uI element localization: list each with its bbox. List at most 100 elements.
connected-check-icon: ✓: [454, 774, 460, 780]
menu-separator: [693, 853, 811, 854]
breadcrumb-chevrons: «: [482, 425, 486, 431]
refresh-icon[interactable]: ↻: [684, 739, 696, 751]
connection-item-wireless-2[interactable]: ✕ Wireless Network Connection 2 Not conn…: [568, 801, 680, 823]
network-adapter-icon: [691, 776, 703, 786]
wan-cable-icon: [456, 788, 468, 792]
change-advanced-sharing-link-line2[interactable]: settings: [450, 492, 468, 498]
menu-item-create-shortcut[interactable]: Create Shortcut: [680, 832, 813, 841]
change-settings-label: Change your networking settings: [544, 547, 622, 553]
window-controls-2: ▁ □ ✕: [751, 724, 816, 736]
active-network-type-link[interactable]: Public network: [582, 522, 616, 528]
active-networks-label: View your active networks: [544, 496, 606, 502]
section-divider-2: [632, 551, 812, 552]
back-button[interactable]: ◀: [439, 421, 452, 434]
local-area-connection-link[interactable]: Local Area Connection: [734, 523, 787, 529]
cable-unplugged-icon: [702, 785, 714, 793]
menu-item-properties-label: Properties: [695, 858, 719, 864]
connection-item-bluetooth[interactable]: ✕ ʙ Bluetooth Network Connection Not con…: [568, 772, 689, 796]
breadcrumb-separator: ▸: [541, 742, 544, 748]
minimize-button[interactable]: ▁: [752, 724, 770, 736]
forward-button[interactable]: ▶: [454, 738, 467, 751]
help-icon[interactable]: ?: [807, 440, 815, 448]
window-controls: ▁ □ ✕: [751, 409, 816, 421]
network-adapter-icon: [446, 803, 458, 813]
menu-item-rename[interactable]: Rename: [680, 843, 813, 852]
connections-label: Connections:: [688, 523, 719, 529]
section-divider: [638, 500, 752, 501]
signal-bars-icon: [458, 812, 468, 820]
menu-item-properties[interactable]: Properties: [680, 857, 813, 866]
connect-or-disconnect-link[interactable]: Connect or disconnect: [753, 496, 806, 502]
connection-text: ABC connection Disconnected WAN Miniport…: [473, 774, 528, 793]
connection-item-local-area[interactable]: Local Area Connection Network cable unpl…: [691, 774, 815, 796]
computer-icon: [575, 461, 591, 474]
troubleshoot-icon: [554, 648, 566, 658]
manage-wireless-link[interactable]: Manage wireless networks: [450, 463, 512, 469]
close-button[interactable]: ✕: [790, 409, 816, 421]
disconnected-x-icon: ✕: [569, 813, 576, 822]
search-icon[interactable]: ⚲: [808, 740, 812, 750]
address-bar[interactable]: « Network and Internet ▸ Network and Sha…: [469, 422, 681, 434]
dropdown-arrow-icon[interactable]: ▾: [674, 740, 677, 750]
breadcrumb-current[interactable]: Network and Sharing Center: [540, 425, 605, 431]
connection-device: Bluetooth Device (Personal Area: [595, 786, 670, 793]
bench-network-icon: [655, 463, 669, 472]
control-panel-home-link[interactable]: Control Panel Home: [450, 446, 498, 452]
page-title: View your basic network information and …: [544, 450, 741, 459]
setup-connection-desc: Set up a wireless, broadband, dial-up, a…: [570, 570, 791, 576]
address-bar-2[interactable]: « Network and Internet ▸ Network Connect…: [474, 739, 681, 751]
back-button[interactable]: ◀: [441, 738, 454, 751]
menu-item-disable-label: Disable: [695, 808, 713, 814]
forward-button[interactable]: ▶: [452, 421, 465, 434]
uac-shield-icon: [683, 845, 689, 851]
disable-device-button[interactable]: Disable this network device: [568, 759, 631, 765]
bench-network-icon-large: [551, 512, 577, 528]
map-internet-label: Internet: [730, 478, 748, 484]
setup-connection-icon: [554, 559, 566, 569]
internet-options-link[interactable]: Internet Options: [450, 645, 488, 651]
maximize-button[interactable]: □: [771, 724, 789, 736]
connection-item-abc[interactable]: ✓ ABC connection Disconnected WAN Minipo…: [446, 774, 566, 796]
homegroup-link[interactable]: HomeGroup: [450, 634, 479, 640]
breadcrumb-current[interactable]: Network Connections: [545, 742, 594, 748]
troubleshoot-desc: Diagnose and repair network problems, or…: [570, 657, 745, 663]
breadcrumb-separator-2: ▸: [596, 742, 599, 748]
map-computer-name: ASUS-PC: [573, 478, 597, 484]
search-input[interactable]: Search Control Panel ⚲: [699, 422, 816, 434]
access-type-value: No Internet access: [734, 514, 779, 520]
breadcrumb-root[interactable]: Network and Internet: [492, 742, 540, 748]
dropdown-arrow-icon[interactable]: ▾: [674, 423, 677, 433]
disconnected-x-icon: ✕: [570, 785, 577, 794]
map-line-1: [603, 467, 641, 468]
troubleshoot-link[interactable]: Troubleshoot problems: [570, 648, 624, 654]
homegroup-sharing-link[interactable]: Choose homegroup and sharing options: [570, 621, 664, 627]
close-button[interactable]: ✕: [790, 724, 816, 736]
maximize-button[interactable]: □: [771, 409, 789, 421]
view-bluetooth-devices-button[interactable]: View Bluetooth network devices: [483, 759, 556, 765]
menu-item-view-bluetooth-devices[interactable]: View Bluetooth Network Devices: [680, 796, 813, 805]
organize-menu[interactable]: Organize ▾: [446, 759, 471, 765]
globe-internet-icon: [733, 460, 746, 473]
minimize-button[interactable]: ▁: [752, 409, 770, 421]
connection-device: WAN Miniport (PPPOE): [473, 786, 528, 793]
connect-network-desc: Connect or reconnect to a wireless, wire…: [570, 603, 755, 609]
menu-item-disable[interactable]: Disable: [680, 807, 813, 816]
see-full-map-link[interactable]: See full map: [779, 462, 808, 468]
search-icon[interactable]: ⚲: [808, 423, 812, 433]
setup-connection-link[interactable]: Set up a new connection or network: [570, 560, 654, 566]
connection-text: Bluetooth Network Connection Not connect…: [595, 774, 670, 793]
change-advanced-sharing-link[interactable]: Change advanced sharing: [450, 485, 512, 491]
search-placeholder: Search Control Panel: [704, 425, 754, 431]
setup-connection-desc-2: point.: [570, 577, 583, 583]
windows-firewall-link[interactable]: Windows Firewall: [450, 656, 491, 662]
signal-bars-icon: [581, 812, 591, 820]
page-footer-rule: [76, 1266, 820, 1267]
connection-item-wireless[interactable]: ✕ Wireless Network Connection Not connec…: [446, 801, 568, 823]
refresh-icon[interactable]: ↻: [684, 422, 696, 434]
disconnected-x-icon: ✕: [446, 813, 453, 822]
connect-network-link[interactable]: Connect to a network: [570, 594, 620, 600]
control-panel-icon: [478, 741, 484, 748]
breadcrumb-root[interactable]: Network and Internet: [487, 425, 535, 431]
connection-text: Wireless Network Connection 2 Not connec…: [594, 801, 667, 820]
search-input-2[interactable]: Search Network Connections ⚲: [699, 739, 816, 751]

· · · · · · ·

* **EXERCISE BRIEF**
Copy every line of the entries above word for word, with no changes.

* **FULL SOLUTION**
uI element localization: list each with its bbox. List at most 100 elements.
connected-check-icon: ✓: [454, 774, 460, 780]
menu-separator: [693, 853, 811, 854]
breadcrumb-chevrons: «: [482, 425, 486, 431]
refresh-icon[interactable]: ↻: [684, 739, 696, 751]
connection-item-wireless-2[interactable]: ✕ Wireless Network Connection 2 Not conn…: [568, 801, 680, 823]
network-adapter-icon: [691, 776, 703, 786]
wan-cable-icon: [456, 788, 468, 792]
change-advanced-sharing-link-line2[interactable]: settings: [450, 492, 468, 498]
menu-item-create-shortcut[interactable]: Create Shortcut: [680, 832, 813, 841]
change-settings-label: Change your networking settings: [544, 547, 622, 553]
window-controls-2: ▁ □ ✕: [751, 724, 816, 736]
active-network-type-link[interactable]: Public network: [582, 522, 616, 528]
active-networks-label: View your active networks: [544, 496, 606, 502]
section-divider-2: [632, 551, 812, 552]
back-button[interactable]: ◀: [439, 421, 452, 434]
local-area-connection-link[interactable]: Local Area Connection: [734, 523, 787, 529]
cable-unplugged-icon: [702, 785, 714, 793]
menu-item-properties-label: Properties: [695, 858, 719, 864]
connection-item-bluetooth[interactable]: ✕ ʙ Bluetooth Network Connection Not con…: [568, 772, 689, 796]
breadcrumb-separator: ▸: [541, 742, 544, 748]
minimize-button[interactable]: ▁: [752, 724, 770, 736]
forward-button[interactable]: ▶: [454, 738, 467, 751]
help-icon[interactable]: ?: [807, 440, 815, 448]
window-controls: ▁ □ ✕: [751, 409, 816, 421]
network-adapter-icon: [446, 803, 458, 813]
menu-item-rename[interactable]: Rename: [680, 843, 813, 852]
connections-label: Connections:: [688, 523, 719, 529]
section-divider: [638, 500, 752, 501]
signal-bars-icon: [458, 812, 468, 820]
menu-item-properties[interactable]: Properties: [680, 857, 813, 866]
connect-or-disconnect-link[interactable]: Connect or disconnect: [753, 496, 806, 502]
connection-text: ABC connection Disconnected WAN Miniport…: [473, 774, 528, 793]
connection-item-local-area[interactable]: Local Area Connection Network cable unpl…: [691, 774, 815, 796]
computer-icon: [575, 461, 591, 474]
troubleshoot-icon: [554, 648, 566, 658]
manage-wireless-link[interactable]: Manage wireless networks: [450, 463, 512, 469]
close-button[interactable]: ✕: [790, 409, 816, 421]
disconnected-x-icon: ✕: [569, 813, 576, 822]
search-icon[interactable]: ⚲: [808, 740, 812, 750]
address-bar[interactable]: « Network and Internet ▸ Network and Sha…: [469, 422, 681, 434]
dropdown-arrow-icon[interactable]: ▾: [674, 740, 677, 750]
breadcrumb-current[interactable]: Network and Sharing Center: [540, 425, 605, 431]
connection-device: Bluetooth Device (Personal Area: [595, 786, 670, 793]
bench-network-icon: [655, 463, 669, 472]
control-panel-home-link[interactable]: Control Panel Home: [450, 446, 498, 452]
page-title: View your basic network information and …: [544, 450, 741, 459]
setup-connection-desc: Set up a wireless, broadband, dial-up, a…: [570, 570, 791, 576]
address-bar-2[interactable]: « Network and Internet ▸ Network Connect…: [474, 739, 681, 751]
back-button[interactable]: ◀: [441, 738, 454, 751]
menu-item-disable-label: Disable: [695, 808, 713, 814]
forward-button[interactable]: ▶: [452, 421, 465, 434]
uac-shield-icon: [683, 845, 689, 851]
disable-device-button[interactable]: Disable this network device: [568, 759, 631, 765]
bench-network-icon-large: [551, 512, 577, 528]
map-internet-label: Internet: [730, 478, 748, 484]
setup-connection-icon: [554, 559, 566, 569]
internet-options-link[interactable]: Internet Options: [450, 645, 488, 651]
maximize-button[interactable]: □: [771, 724, 789, 736]
connection-item-abc[interactable]: ✓ ABC connection Disconnected WAN Minipo…: [446, 774, 566, 796]
homegroup-link[interactable]: HomeGroup: [450, 634, 479, 640]
breadcrumb-current[interactable]: Network Connections: [545, 742, 594, 748]
troubleshoot-desc: Diagnose and repair network problems, or…: [570, 657, 745, 663]
breadcrumb-separator-2: ▸: [596, 742, 599, 748]
map-computer-name: ASUS-PC: [573, 478, 597, 484]
search-input[interactable]: Search Control Panel ⚲: [699, 422, 816, 434]
access-type-value: No Internet access: [734, 514, 779, 520]
breadcrumb-root[interactable]: Network and Internet: [492, 742, 540, 748]
dropdown-arrow-icon[interactable]: ▾: [674, 423, 677, 433]
disconnected-x-icon: ✕: [570, 785, 577, 794]
map-line-1: [603, 467, 641, 468]
troubleshoot-link[interactable]: Troubleshoot problems: [570, 648, 624, 654]
homegroup-sharing-link[interactable]: Choose homegroup and sharing options: [570, 621, 664, 627]
close-button[interactable]: ✕: [790, 724, 816, 736]
maximize-button[interactable]: □: [771, 409, 789, 421]
view-bluetooth-devices-button[interactable]: View Bluetooth network devices: [483, 759, 556, 765]
menu-item-view-bluetooth-devices[interactable]: View Bluetooth Network Devices: [680, 796, 813, 805]
organize-menu[interactable]: Organize ▾: [446, 759, 471, 765]
globe-internet-icon: [733, 460, 746, 473]
minimize-button[interactable]: ▁: [752, 409, 770, 421]
connection-device: WAN Miniport (PPPOE): [473, 786, 528, 793]
connect-network-desc: Connect or reconnect to a wireless, wire…: [570, 603, 755, 609]
menu-item-disable[interactable]: Disable: [680, 807, 813, 816]
see-full-map-link[interactable]: See full map: [779, 462, 808, 468]
search-icon[interactable]: ⚲: [808, 423, 812, 433]
setup-connection-link[interactable]: Set up a new connection or network: [570, 560, 654, 566]
connection-text: Bluetooth Network Connection Not connect…: [595, 774, 670, 793]
change-advanced-sharing-link[interactable]: Change advanced sharing: [450, 485, 512, 491]
search-placeholder: Search Control Panel: [704, 425, 754, 431]
setup-connection-desc-2: point.: [570, 577, 583, 583]
windows-firewall-link[interactable]: Windows Firewall: [450, 656, 491, 662]
signal-bars-icon: [581, 812, 591, 820]
page-footer-rule: [76, 1266, 820, 1267]
connection-item-wireless[interactable]: ✕ Wireless Network Connection Not connec…: [446, 801, 568, 823]
refresh-icon[interactable]: ↻: [684, 422, 696, 434]
disconnected-x-icon: ✕: [446, 813, 453, 822]
connect-network-link[interactable]: Connect to a network: [570, 594, 620, 600]
control-panel-icon: [478, 741, 484, 748]
breadcrumb-root[interactable]: Network and Internet: [487, 425, 535, 431]
connection-text: Wireless Network Connection 2 Not connec…: [594, 801, 667, 820]
search-input-2[interactable]: Search Network Connections ⚲: [699, 739, 816, 751]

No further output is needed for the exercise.